= WRITTEN INSTRUCTION =
Print out the entries below with no edits.

= DATA TO USE =

□ □ □

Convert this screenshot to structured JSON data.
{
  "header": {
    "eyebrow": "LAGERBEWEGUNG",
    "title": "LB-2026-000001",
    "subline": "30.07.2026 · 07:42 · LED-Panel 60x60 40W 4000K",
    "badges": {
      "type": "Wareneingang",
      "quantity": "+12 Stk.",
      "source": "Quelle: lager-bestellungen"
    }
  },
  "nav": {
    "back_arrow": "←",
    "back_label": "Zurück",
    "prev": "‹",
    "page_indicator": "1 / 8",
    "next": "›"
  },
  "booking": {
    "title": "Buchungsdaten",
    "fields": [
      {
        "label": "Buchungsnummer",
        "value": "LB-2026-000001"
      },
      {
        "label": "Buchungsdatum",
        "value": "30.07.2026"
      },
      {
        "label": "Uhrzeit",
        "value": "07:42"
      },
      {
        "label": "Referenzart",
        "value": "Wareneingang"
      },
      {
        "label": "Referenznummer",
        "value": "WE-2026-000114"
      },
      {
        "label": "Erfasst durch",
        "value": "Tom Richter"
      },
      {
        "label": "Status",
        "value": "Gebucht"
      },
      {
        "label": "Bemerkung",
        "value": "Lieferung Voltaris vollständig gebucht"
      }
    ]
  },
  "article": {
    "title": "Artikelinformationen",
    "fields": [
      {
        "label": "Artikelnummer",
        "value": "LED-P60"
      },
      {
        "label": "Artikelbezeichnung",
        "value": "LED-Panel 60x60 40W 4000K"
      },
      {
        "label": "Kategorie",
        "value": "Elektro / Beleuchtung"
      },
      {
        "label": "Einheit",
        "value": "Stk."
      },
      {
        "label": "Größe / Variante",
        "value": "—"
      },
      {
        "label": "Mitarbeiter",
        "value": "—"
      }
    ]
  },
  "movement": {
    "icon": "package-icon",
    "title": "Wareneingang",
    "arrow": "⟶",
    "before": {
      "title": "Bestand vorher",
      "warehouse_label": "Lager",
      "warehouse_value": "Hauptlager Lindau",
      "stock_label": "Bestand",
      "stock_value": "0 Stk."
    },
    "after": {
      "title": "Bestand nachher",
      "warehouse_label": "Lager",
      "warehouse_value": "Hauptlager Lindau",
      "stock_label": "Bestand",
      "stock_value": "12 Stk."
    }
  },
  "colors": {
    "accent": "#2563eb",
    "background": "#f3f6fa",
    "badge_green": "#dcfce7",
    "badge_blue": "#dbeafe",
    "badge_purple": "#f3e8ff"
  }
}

□ □ □

= SOLVED EXERCISE =
Convert this screenshot to structured JSON data.
{
  "header": {
    "eyebrow": "LAGERBEWEGUNG",
    "title": "LB-2026-000001",
    "subline": "30.07.2026 · 07:42 · LED-Panel 60x60 40W 4000K",
    "badges": {
      "type": "Wareneingang",
      "quantity": "+12 Stk.",
      "source": "Quelle: lager-bestellungen"
    }
  },
  "nav": {
    "back_arrow": "←",
    "back_label": "Zurück",
    "prev": "‹",
    "page_indicator": "1 / 8",
    "next": "›"
  },
  "booking": {
    "title": "Buchungsdaten",
    "fields": [
      {
        "label": "Buchungsnummer",
        "value": "LB-2026-000001"
      },
      {
        "label": "Buchungsdatum",
        "value": "30.07.2026"
      },
      {
        "label": "Uhrzeit",
        "value": "07:42"
      },
      {
        "label": "Referenzart",
        "value": "Wareneingang"
      },
      {
        "label": "Referenznummer",
        "value": "WE-2026-000114"
      },
      {
        "label": "Erfasst durch",
        "value": "Tom Richter"
      },
      {
        "label": "Status",
        "value": "Gebucht"
      },
      {
        "label": "Bemerkung",
        "value": "Lieferung Voltaris vollständig gebucht"
      }
    ]
  },
  "article": {
    "title": "Artikelinformationen",
    "fields": [
      {
        "label": "Artikelnummer",
        "value": "LED-P60"
      },
      {
        "label": "Artikelbezeichnung",
        "value": "LED-Panel 60x60 40W 4000K"
      },
      {
        "label": "Kategorie",
        "value": "Elektro / Beleuchtung"
      },
      {
        "label": "Einheit",
        "value": "Stk."
      },
      {
        "label": "Größe / Variante",
        "value": "—"
      },
      {
        "label": "Mitarbeiter",
        "value": "—"
      }
    ]
  },
  "movement": {
    "icon": "package-icon",
    "title": "Wareneingang",
    "arrow": "⟶",
    "before": {
      "title": "Bestand vorher",
      "warehouse_label": "Lager",
      "warehouse_value": "Hauptlager Lindau",
      "stock_label": "Bestand",
      "stock_value": "0 Stk."
    },
    "after": {
      "title": "Bestand nachher",
      "warehouse_label": "Lager",
      "warehouse_value": "Hauptlager Lindau",
      "stock_label": "Bestand",
      "stock_value": "12 Stk."
    }
  },
  "colors": {
    "accent": "#2563eb",
    "background": "#f3f6fa",
    "badge_green": "#dcfce7",
    "badge_blue": "#dbeafe",
    "badge_purple": "#f3e8ff"
  }
}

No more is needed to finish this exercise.